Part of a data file
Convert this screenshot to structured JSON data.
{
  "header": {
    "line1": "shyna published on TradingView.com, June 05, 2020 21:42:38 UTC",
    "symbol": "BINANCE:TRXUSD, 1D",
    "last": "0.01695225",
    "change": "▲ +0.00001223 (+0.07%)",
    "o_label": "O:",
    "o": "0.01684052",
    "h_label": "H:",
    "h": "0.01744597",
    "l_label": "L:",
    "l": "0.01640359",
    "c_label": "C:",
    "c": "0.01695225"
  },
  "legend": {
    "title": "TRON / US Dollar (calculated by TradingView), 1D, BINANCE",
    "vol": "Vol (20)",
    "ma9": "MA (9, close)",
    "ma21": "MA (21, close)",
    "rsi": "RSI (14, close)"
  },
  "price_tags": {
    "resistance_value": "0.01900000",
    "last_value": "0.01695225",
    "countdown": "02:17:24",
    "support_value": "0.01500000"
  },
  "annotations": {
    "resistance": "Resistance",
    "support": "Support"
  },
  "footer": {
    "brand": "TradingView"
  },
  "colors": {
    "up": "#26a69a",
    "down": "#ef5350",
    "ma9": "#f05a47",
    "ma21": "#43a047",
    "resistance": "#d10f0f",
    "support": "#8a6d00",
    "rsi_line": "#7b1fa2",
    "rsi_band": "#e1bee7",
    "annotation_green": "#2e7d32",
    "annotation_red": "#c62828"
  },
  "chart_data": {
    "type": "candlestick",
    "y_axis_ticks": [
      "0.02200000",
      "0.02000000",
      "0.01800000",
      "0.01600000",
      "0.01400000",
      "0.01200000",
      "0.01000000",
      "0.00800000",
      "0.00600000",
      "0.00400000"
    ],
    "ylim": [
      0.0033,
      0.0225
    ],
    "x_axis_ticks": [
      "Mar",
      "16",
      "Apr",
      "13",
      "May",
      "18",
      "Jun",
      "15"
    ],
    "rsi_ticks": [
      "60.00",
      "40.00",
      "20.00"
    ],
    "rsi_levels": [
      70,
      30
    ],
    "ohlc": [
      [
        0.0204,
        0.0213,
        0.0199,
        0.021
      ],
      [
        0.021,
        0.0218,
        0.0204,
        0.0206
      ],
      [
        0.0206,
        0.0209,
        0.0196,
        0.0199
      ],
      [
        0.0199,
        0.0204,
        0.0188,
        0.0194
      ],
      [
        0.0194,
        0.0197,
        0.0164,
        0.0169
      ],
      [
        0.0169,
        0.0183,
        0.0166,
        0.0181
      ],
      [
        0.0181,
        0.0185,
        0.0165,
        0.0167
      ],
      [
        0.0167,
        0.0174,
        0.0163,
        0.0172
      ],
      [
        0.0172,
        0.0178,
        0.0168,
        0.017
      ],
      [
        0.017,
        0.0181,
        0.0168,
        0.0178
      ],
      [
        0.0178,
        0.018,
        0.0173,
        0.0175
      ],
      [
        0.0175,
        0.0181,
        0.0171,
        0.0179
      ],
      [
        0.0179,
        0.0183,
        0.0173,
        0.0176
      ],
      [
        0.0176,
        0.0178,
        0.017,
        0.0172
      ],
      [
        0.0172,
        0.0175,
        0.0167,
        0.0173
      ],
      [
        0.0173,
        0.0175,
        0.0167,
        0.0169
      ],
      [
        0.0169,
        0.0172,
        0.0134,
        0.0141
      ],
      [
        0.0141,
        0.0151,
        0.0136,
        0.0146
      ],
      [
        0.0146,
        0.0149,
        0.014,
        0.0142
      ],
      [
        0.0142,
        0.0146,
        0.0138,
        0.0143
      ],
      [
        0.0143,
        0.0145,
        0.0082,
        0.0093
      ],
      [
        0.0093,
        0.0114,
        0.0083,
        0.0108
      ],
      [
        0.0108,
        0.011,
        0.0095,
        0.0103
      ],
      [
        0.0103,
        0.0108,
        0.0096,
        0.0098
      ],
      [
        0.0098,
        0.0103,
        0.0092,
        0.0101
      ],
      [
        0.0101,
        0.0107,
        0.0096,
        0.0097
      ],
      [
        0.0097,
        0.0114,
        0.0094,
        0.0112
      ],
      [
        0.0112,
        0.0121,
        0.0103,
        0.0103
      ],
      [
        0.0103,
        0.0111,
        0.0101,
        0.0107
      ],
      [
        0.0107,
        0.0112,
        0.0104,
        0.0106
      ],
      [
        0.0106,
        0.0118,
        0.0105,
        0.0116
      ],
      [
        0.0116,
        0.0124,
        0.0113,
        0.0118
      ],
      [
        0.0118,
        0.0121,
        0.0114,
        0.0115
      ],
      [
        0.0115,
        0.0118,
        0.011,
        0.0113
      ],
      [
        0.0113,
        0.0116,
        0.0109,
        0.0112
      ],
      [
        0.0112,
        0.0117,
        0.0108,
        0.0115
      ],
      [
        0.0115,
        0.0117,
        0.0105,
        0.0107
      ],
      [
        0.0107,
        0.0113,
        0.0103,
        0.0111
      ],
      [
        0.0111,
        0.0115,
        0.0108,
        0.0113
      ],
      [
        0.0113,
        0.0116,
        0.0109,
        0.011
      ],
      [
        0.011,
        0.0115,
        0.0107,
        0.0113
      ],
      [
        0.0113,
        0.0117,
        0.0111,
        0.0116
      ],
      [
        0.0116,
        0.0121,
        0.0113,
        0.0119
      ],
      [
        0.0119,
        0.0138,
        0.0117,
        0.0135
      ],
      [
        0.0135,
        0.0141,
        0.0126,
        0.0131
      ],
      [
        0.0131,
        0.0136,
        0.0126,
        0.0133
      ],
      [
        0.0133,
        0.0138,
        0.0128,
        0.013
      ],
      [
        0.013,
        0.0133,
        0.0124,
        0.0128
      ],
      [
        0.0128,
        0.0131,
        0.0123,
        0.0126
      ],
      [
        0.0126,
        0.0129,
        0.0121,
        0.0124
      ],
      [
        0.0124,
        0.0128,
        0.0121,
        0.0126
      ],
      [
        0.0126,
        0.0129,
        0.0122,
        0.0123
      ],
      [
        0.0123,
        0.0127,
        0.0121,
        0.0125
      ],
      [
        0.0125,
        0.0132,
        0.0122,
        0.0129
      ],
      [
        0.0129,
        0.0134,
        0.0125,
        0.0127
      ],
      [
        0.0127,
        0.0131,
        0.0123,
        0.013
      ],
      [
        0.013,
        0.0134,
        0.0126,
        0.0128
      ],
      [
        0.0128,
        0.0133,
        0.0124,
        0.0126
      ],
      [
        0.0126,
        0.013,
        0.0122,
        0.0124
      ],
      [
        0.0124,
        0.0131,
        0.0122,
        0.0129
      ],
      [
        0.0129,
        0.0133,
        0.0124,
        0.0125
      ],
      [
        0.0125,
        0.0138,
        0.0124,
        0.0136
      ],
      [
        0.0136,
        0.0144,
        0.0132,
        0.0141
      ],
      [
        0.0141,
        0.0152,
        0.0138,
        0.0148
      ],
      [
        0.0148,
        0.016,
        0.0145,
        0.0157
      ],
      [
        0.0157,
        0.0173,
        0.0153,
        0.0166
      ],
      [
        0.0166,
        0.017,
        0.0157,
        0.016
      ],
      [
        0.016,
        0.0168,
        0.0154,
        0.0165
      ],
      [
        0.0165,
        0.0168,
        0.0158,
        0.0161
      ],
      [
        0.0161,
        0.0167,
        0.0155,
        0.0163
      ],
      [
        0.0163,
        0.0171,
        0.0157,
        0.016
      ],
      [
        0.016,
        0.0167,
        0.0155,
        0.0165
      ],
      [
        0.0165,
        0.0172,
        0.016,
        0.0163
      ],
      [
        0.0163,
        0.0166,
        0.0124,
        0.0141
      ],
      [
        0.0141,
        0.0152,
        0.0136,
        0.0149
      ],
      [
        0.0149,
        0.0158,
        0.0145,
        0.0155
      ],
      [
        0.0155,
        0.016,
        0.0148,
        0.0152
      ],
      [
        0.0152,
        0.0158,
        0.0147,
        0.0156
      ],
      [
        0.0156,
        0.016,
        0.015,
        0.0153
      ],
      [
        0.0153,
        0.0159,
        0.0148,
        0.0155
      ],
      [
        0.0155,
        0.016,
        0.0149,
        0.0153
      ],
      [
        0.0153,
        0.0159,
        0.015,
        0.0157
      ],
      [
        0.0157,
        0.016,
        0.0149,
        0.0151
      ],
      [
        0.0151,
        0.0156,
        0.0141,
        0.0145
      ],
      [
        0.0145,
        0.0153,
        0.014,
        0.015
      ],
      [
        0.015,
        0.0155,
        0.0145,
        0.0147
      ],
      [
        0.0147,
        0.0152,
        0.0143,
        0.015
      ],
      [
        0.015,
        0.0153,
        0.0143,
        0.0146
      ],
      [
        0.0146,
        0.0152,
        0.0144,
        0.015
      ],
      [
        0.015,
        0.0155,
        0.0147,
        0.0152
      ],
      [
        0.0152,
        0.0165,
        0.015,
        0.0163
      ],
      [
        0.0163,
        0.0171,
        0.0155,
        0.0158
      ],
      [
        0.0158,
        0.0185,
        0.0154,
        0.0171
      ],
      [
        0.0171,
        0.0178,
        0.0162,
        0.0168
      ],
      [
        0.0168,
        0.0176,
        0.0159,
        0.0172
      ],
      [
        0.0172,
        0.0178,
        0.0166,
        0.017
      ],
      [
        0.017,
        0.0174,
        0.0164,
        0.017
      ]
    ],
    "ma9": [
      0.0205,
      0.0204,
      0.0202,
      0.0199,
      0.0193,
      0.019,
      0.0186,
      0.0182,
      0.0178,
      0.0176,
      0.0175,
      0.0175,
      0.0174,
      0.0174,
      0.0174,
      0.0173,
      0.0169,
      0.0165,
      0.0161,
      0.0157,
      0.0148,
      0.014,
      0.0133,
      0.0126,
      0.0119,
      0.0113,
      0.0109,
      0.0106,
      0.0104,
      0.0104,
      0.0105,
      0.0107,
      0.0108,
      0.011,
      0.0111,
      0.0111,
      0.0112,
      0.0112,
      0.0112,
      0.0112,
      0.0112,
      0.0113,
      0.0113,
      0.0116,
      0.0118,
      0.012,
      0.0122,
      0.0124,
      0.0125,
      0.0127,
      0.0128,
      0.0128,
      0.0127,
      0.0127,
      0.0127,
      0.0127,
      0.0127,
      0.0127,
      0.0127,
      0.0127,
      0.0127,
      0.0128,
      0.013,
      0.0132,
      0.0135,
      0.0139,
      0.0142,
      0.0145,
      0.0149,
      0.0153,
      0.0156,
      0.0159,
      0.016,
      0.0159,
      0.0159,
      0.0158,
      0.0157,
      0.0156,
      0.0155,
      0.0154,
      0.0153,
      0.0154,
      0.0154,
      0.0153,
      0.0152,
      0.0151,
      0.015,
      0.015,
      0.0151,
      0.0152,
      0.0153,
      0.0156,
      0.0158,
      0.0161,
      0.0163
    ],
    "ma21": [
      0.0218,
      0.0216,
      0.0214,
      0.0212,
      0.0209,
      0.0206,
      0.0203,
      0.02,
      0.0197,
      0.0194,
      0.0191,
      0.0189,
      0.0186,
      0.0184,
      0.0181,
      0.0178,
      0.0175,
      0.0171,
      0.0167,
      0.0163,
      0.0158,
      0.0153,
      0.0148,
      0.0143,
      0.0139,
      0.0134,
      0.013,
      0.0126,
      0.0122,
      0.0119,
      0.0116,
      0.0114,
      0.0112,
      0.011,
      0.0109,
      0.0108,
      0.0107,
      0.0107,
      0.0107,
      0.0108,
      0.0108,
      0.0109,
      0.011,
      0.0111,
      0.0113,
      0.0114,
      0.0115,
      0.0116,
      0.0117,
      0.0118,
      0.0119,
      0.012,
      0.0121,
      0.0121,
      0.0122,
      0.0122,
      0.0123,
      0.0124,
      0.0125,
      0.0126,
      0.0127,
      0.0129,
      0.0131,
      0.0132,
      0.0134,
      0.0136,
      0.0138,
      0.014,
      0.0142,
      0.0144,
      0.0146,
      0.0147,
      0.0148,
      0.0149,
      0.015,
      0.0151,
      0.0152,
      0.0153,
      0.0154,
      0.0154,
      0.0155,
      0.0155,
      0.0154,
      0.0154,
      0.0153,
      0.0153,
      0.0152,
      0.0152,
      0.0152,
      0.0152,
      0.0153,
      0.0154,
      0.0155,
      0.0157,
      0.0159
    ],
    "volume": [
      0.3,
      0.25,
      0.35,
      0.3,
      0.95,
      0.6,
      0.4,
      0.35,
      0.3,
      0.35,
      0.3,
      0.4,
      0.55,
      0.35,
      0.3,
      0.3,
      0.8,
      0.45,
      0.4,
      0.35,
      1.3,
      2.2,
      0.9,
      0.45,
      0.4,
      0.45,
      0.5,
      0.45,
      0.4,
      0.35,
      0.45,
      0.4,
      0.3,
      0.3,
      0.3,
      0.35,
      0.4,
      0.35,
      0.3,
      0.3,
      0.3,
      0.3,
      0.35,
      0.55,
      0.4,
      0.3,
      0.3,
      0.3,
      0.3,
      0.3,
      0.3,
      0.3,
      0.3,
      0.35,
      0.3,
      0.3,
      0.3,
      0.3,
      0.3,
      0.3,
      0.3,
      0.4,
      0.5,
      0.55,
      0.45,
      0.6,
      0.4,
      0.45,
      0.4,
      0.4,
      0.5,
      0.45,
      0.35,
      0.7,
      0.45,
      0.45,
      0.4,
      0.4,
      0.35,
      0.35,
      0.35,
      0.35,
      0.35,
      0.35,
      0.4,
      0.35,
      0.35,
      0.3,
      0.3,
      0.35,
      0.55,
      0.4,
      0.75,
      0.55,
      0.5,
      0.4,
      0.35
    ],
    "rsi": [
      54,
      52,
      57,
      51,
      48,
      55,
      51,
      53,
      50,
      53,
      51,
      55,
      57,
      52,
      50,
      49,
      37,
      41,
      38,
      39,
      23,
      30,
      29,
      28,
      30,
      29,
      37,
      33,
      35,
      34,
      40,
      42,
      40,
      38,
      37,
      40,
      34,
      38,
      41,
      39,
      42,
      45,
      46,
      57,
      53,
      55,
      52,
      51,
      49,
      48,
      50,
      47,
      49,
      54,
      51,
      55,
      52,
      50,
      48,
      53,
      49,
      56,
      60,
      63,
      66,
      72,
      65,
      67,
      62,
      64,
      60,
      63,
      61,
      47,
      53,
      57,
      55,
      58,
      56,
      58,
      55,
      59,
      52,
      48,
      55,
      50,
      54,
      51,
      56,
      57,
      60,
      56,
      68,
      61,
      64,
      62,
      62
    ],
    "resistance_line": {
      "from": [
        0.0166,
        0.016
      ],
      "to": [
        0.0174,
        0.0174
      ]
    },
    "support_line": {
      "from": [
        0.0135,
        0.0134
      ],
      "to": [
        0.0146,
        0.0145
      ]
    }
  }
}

### Set problem
Extract every line containing the string "close" from the material.

### Answer to this task
    "ma9": "MA (9, close)",
    "ma21": "MA (21, close)",
    "rsi": "RSI (14, close)"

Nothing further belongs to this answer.